━━━ Material supplied

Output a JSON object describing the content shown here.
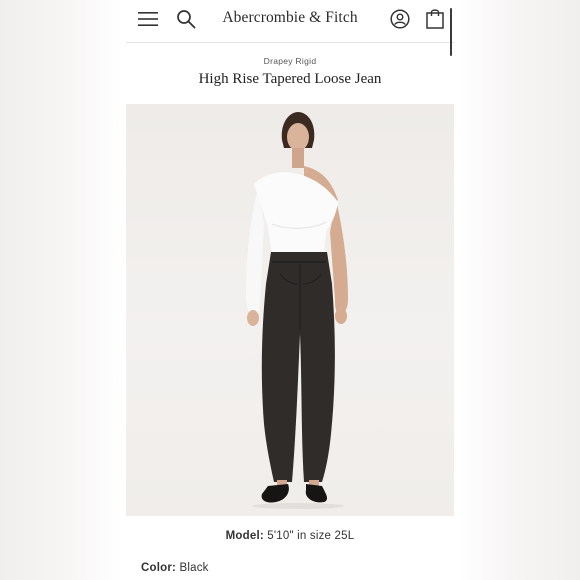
{
  "header": {
    "brand": "Abercrombie & Fitch",
    "menu_icon": "hamburger-menu-icon",
    "search_icon": "search-icon",
    "account_icon": "account-icon",
    "bag_icon": "shopping-bag-icon"
  },
  "product": {
    "collection": "Drapey Rigid",
    "title": "High Rise Tapered Loose Jean",
    "image_alt": "Model wearing white off-shoulder top and black loose tapered jeans",
    "model_label": "Model:",
    "model_value": "5'10\" in size 25L",
    "color_label": "Color:",
    "color_value": "Black"
  },
  "colors": {
    "text": "#333333",
    "divider": "#e6e6e6",
    "image_bg": "#f1eeeb"
  }
}
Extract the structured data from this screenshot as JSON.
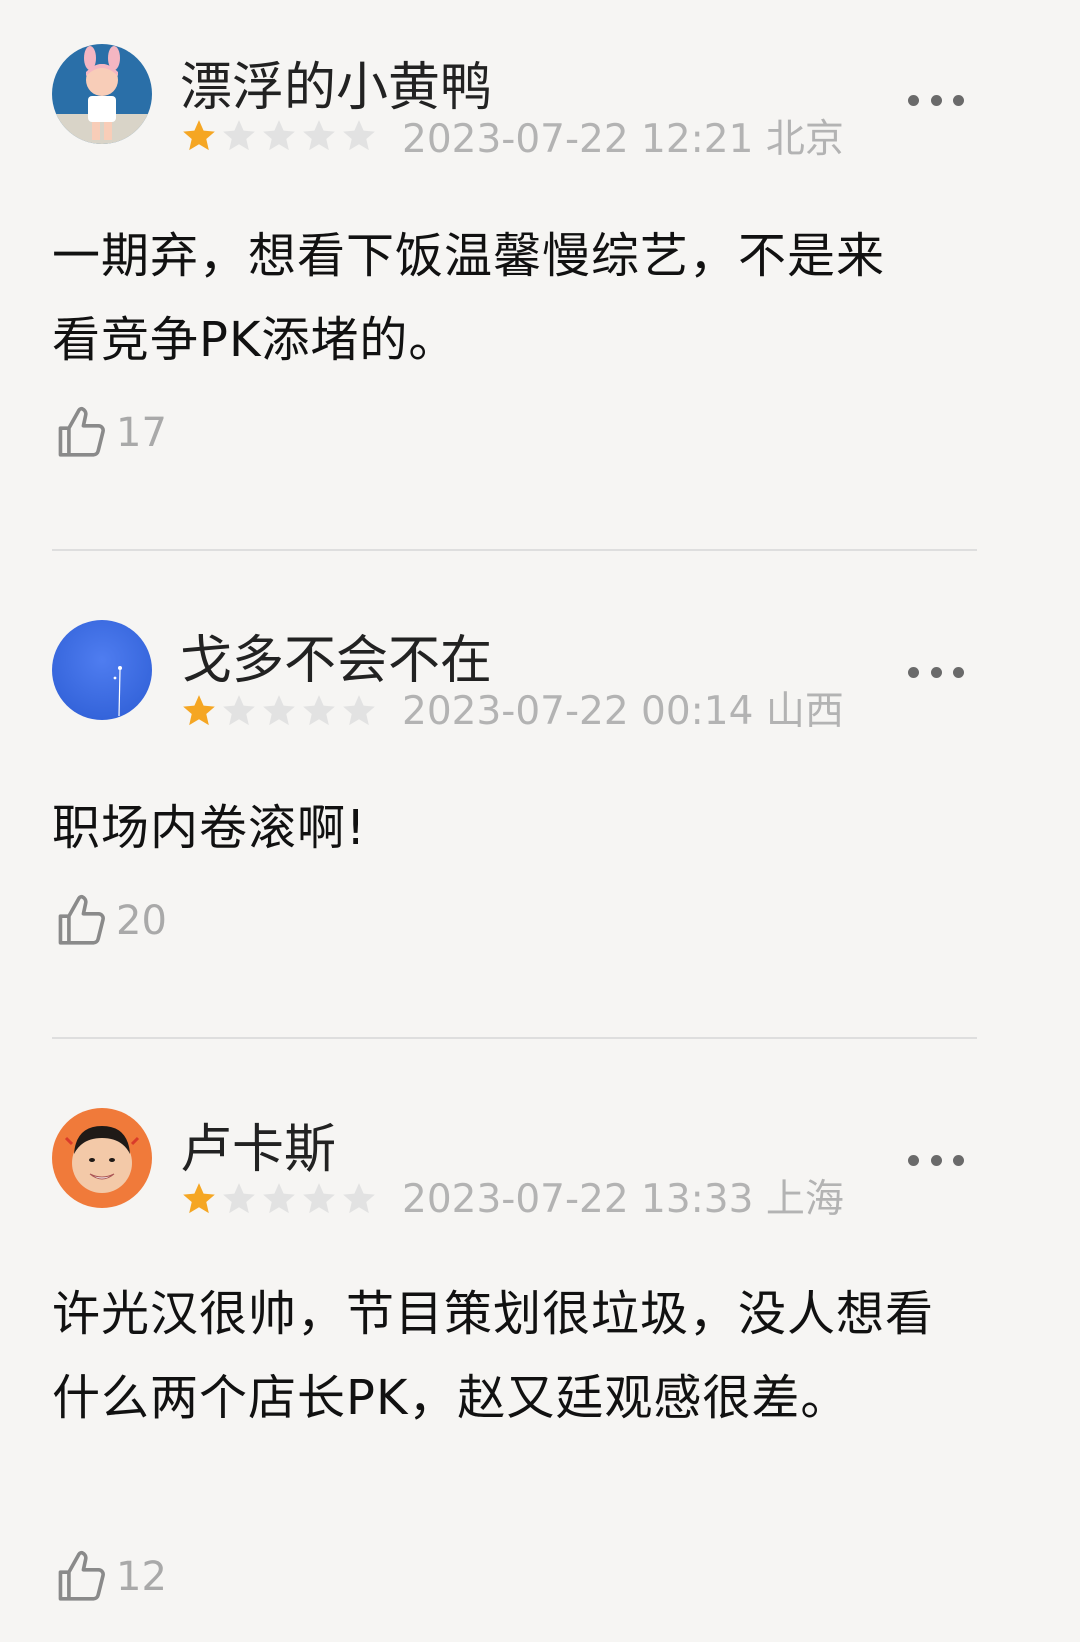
{
  "reviews": [
    {
      "username": "漂浮的小黄鸭",
      "rating": 1,
      "rating_max": 5,
      "date": "2023-07-22 12:21",
      "location": "北京",
      "content": "一期弃，想看下饭温馨慢综艺，不是来看竞争PK添堵的。",
      "likes": "17",
      "avatar_icon": "avatar-girl-bunny-ears"
    },
    {
      "username": "戈多不会不在",
      "rating": 1,
      "rating_max": 5,
      "date": "2023-07-22 00:14",
      "location": "山西",
      "content": "职场内卷滚啊!",
      "likes": "20",
      "avatar_icon": "avatar-blue-sky"
    },
    {
      "username": "卢卡斯",
      "rating": 1,
      "rating_max": 5,
      "date": "2023-07-22 13:33",
      "location": "上海",
      "content": "许光汉很帅，节目策划很垃圾，没人想看什么两个店长PK，赵又廷观感很差。",
      "likes": "12",
      "avatar_icon": "avatar-man-orange"
    }
  ],
  "colors": {
    "background": "#f6f5f3",
    "star_active": "#f5a623",
    "star_inactive": "#e2e2e2",
    "meta_text": "#b3b3b3",
    "divider": "#dedede"
  }
}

━━━━━━

#### [Goal of the exercise]
Copy the records above exactly, leaving out every picture.

#### [Response]
Output a JSON object describing the content shown here.
{
  "header": {
    "brand": "Abercrombie & Fitch",
    "menu_icon": "hamburger-menu-icon",
    "search_icon": "search-icon",
    "account_icon": "account-icon",
    "bag_icon": "shopping-bag-icon"
  },
  "product": {
    "collection": "Drapey Rigid",
    "title": "High Rise Tapered Loose Jean",
    "image_alt": "Model wearing white off-shoulder top and black loose tapered jeans",
    "model_label": "Model:",
    "model_value": "5'10\" in size 25L",
    "color_label": "Color:",
    "color_value": "Black"
  },
  "colors": {
    "text": "#333333",
    "divider": "#e6e6e6",
    "image_bg": "#f1eeeb"
  }
}
Extract the structured data from this screenshot as JSON.
{
  "reviews": [
    {
      "username": "漂浮的小黄鸭",
      "rating": 1,
      "rating_max": 5,
      "date": "2023-07-22 12:21",
      "location": "北京",
      "content": "一期弃，想看下饭温馨慢综艺，不是来看竞争PK添堵的。",
      "likes": "17",
      "avatar_icon": "avatar-girl-bunny-ears"
    },
    {
      "username": "戈多不会不在",
      "rating": 1,
      "rating_max": 5,
      "date": "2023-07-22 00:14",
      "location": "山西",
      "content": "职场内卷滚啊!",
      "likes": "20",
      "avatar_icon": "avatar-blue-sky"
    },
    {
      "username": "卢卡斯",
      "rating": 1,
      "rating_max": 5,
      "date": "2023-07-22 13:33",
      "location": "上海",
      "content": "许光汉很帅，节目策划很垃圾，没人想看什么两个店长PK，赵又廷观感很差。",
      "likes": "12",
      "avatar_icon": "avatar-man-orange"
    }
  ],
  "colors": {
    "background": "#f6f5f3",
    "star_active": "#f5a623",
    "star_inactive": "#e2e2e2",
    "meta_text": "#b3b3b3",
    "divider": "#dedede"
  }
}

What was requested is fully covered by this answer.